Records that describe figures:

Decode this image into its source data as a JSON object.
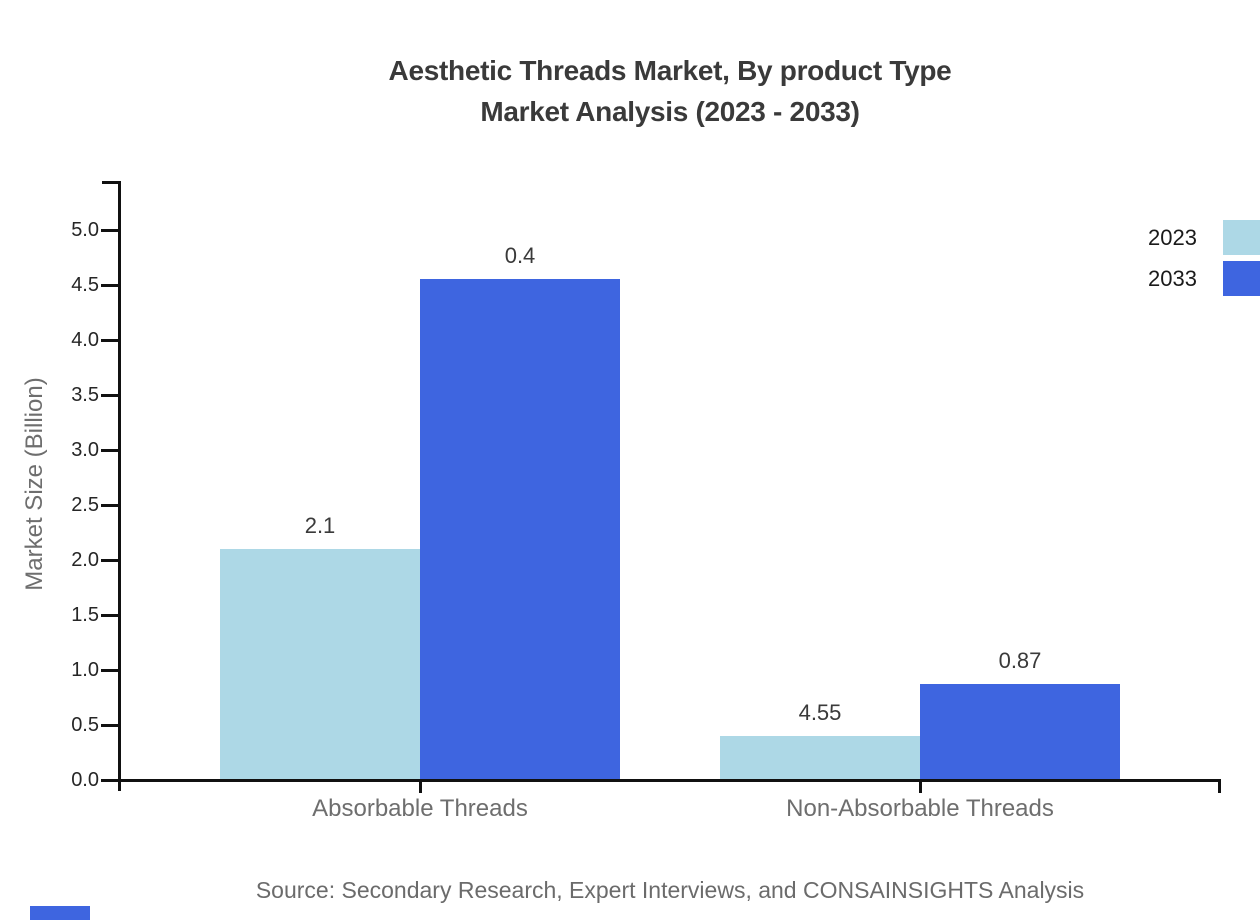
{
  "title": {
    "line1": "Aesthetic Threads Market, By product Type",
    "line2": "Market Analysis (2023 - 2033)"
  },
  "y_axis": {
    "label": "Market Size (Billion)",
    "tick_labels": [
      "0.0",
      "0.5",
      "1.0",
      "1.5",
      "2.0",
      "2.5",
      "3.0",
      "3.5",
      "4.0",
      "4.5",
      "5.0"
    ]
  },
  "legend": [
    {
      "label": "2023",
      "color": "#ADD8E6"
    },
    {
      "label": "2033",
      "color": "#3E65E0"
    }
  ],
  "source": "Source: Secondary Research, Expert Interviews, and CONSAINSIGHTS Analysis",
  "brand_color": "#3E65E0",
  "chart_data": {
    "type": "bar",
    "title": "Aesthetic Threads Market, By product Type Market Analysis (2023 - 2033)",
    "categories": [
      "Absorbable Threads",
      "Non-Absorbable Threads"
    ],
    "series": [
      {
        "name": "2023",
        "color": "#ADD8E6",
        "values": [
          2.1,
          0.4
        ]
      },
      {
        "name": "2033",
        "color": "#3E65E0",
        "values": [
          4.55,
          0.87
        ]
      }
    ],
    "value_labels": [
      [
        "2.1",
        "4.55"
      ],
      [
        "0.4",
        "0.87"
      ]
    ],
    "xlabel": "",
    "ylabel": "Market Size (Billion)",
    "ylim": [
      0,
      5.45
    ],
    "ytick_step": 0.5,
    "grid": false,
    "legend_position": "top-right"
  }
}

# Task goal:
The records above should be reproduced exactly, with no pictures included.

# Completed task:
Decode this image into its source data as a JSON object.
{
  "title": {
    "line1": "Aesthetic Threads Market, By product Type",
    "line2": "Market Analysis (2023 - 2033)"
  },
  "y_axis": {
    "label": "Market Size (Billion)",
    "tick_labels": [
      "0.0",
      "0.5",
      "1.0",
      "1.5",
      "2.0",
      "2.5",
      "3.0",
      "3.5",
      "4.0",
      "4.5",
      "5.0"
    ]
  },
  "legend": [
    {
      "label": "2023",
      "color": "#ADD8E6"
    },
    {
      "label": "2033",
      "color": "#3E65E0"
    }
  ],
  "source": "Source: Secondary Research, Expert Interviews, and CONSAINSIGHTS Analysis",
  "brand_color": "#3E65E0",
  "chart_data": {
    "type": "bar",
    "title": "Aesthetic Threads Market, By product Type Market Analysis (2023 - 2033)",
    "categories": [
      "Absorbable Threads",
      "Non-Absorbable Threads"
    ],
    "series": [
      {
        "name": "2023",
        "color": "#ADD8E6",
        "values": [
          2.1,
          0.4
        ]
      },
      {
        "name": "2033",
        "color": "#3E65E0",
        "values": [
          4.55,
          0.87
        ]
      }
    ],
    "value_labels": [
      [
        "2.1",
        "4.55"
      ],
      [
        "0.4",
        "0.87"
      ]
    ],
    "xlabel": "",
    "ylabel": "Market Size (Billion)",
    "ylim": [
      0,
      5.45
    ],
    "ytick_step": 0.5,
    "grid": false,
    "legend_position": "top-right"
  }
}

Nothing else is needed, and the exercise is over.